## Records for this exercise
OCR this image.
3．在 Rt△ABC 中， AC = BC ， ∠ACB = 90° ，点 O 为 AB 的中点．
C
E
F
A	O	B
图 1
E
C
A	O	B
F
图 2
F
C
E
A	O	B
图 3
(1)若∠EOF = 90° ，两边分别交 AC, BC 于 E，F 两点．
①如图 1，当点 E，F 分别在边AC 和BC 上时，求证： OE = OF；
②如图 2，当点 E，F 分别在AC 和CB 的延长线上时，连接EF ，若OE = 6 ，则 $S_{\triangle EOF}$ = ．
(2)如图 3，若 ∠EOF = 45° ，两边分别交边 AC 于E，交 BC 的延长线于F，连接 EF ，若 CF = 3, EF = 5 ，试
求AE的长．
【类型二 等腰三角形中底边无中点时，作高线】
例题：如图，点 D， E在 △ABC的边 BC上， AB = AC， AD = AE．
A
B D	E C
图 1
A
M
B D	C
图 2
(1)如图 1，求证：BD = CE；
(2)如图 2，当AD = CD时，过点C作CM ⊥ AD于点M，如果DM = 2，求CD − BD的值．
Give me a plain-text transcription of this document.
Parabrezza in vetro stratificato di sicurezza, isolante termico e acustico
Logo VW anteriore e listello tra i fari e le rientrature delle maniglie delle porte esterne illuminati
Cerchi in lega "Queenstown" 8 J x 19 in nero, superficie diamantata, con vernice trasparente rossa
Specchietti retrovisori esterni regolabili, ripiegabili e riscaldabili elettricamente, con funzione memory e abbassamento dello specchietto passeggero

## Task prompt
Retype the records that precede this task, keeping them exactly the same.

## Solved exercise
OCR this image.
3．在 Rt△ABC 中， AC = BC ， ∠ACB = 90° ，点 O 为 AB 的中点．
C
E
F
A	O	B
图 1
E
C
A	O	B
F
图 2
F
C
E
A	O	B
图 3
(1)若∠EOF = 90° ，两边分别交 AC, BC 于 E，F 两点．
①如图 1，当点 E，F 分别在边AC 和BC 上时，求证： OE = OF；
②如图 2，当点 E，F 分别在AC 和CB 的延长线上时，连接EF ，若OE = 6 ，则 $S_{\triangle EOF}$ = ．
(2)如图 3，若 ∠EOF = 45° ，两边分别交边 AC 于E，交 BC 的延长线于F，连接 EF ，若 CF = 3, EF = 5 ，试
求AE的长．
【类型二 等腰三角形中底边无中点时，作高线】
例题：如图，点 D， E在 △ABC的边 BC上， AB = AC， AD = AE．
A
B D	E C
图 1
A
M
B D	C
图 2
(1)如图 1，求证：BD = CE；
(2)如图 2，当AD = CD时，过点C作CM ⊥ AD于点M，如果DM = 2，求CD − BD的值．
Give me a plain-text transcription of this document.
Parabrezza in vetro stratificato di sicurezza, isolante termico e acustico
Logo VW anteriore e listello tra i fari e le rientrature delle maniglie delle porte esterne illuminati
Cerchi in lega "Queenstown" 8 J x 19 in nero, superficie diamantata, con vernice trasparente rossa
Specchietti retrovisori esterni regolabili, ripiegabili e riscaldabili elettricamente, con funzione memory e abbassamento dello specchietto passeggero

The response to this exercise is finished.